— Task objective —
Beneath this task is a listing; retype all of it exactly.

========================

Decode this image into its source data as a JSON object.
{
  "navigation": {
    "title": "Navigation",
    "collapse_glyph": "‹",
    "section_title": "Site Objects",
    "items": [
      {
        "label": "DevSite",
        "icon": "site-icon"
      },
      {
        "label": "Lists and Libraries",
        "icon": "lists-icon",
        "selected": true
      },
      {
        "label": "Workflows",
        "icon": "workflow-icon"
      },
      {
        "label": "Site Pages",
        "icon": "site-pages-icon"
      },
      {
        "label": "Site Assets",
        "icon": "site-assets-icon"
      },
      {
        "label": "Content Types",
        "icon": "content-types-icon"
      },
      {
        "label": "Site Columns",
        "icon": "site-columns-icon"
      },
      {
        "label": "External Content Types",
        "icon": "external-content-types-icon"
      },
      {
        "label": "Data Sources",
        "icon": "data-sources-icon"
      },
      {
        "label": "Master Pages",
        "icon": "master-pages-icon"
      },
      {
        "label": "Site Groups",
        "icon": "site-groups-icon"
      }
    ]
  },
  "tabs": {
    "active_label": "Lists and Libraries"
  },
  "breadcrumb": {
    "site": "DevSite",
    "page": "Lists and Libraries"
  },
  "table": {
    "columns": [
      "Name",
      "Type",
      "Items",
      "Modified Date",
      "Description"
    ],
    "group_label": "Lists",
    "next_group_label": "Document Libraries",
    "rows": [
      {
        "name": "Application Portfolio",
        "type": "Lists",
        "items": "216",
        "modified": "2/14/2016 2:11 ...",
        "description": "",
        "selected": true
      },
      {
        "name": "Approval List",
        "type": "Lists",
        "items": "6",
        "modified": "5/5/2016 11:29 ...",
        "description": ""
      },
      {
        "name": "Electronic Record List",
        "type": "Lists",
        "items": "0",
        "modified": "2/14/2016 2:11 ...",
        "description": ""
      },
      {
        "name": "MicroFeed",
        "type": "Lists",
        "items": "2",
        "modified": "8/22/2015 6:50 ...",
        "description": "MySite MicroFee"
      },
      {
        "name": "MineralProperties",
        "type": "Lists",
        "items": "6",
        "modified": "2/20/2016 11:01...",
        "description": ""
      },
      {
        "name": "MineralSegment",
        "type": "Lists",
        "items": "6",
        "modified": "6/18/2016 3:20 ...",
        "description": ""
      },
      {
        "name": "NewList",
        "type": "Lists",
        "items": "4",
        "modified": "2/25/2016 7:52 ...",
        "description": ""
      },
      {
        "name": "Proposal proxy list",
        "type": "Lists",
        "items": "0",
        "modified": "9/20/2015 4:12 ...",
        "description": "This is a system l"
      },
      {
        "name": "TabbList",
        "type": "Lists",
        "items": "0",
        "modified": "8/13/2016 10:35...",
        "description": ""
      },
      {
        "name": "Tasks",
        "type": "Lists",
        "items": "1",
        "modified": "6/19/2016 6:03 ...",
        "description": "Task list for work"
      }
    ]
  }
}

========================

— The output —
Decode this image into its source data as a JSON object.
{
  "navigation": {
    "title": "Navigation",
    "collapse_glyph": "‹",
    "section_title": "Site Objects",
    "items": [
      {
        "label": "DevSite",
        "icon": "site-icon"
      },
      {
        "label": "Lists and Libraries",
        "icon": "lists-icon",
        "selected": true
      },
      {
        "label": "Workflows",
        "icon": "workflow-icon"
      },
      {
        "label": "Site Pages",
        "icon": "site-pages-icon"
      },
      {
        "label": "Site Assets",
        "icon": "site-assets-icon"
      },
      {
        "label": "Content Types",
        "icon": "content-types-icon"
      },
      {
        "label": "Site Columns",
        "icon": "site-columns-icon"
      },
      {
        "label": "External Content Types",
        "icon": "external-content-types-icon"
      },
      {
        "label": "Data Sources",
        "icon": "data-sources-icon"
      },
      {
        "label": "Master Pages",
        "icon": "master-pages-icon"
      },
      {
        "label": "Site Groups",
        "icon": "site-groups-icon"
      }
    ]
  },
  "tabs": {
    "active_label": "Lists and Libraries"
  },
  "breadcrumb": {
    "site": "DevSite",
    "page": "Lists and Libraries"
  },
  "table": {
    "columns": [
      "Name",
      "Type",
      "Items",
      "Modified Date",
      "Description"
    ],
    "group_label": "Lists",
    "next_group_label": "Document Libraries",
    "rows": [
      {
        "name": "Application Portfolio",
        "type": "Lists",
        "items": "216",
        "modified": "2/14/2016 2:11 ...",
        "description": "",
        "selected": true
      },
      {
        "name": "Approval List",
        "type": "Lists",
        "items": "6",
        "modified": "5/5/2016 11:29 ...",
        "description": ""
      },
      {
        "name": "Electronic Record List",
        "type": "Lists",
        "items": "0",
        "modified": "2/14/2016 2:11 ...",
        "description": ""
      },
      {
        "name": "MicroFeed",
        "type": "Lists",
        "items": "2",
        "modified": "8/22/2015 6:50 ...",
        "description": "MySite MicroFee"
      },
      {
        "name": "MineralProperties",
        "type": "Lists",
        "items": "6",
        "modified": "2/20/2016 11:01...",
        "description": ""
      },
      {
        "name": "MineralSegment",
        "type": "Lists",
        "items": "6",
        "modified": "6/18/2016 3:20 ...",
        "description": ""
      },
      {
        "name": "NewList",
        "type": "Lists",
        "items": "4",
        "modified": "2/25/2016 7:52 ...",
        "description": ""
      },
      {
        "name": "Proposal proxy list",
        "type": "Lists",
        "items": "0",
        "modified": "9/20/2015 4:12 ...",
        "description": "This is a system l"
      },
      {
        "name": "TabbList",
        "type": "Lists",
        "items": "0",
        "modified": "8/13/2016 10:35...",
        "description": ""
      },
      {
        "name": "Tasks",
        "type": "Lists",
        "items": "1",
        "modified": "6/19/2016 6:03 ...",
        "description": "Task list for work"
      }
    ]
  }
}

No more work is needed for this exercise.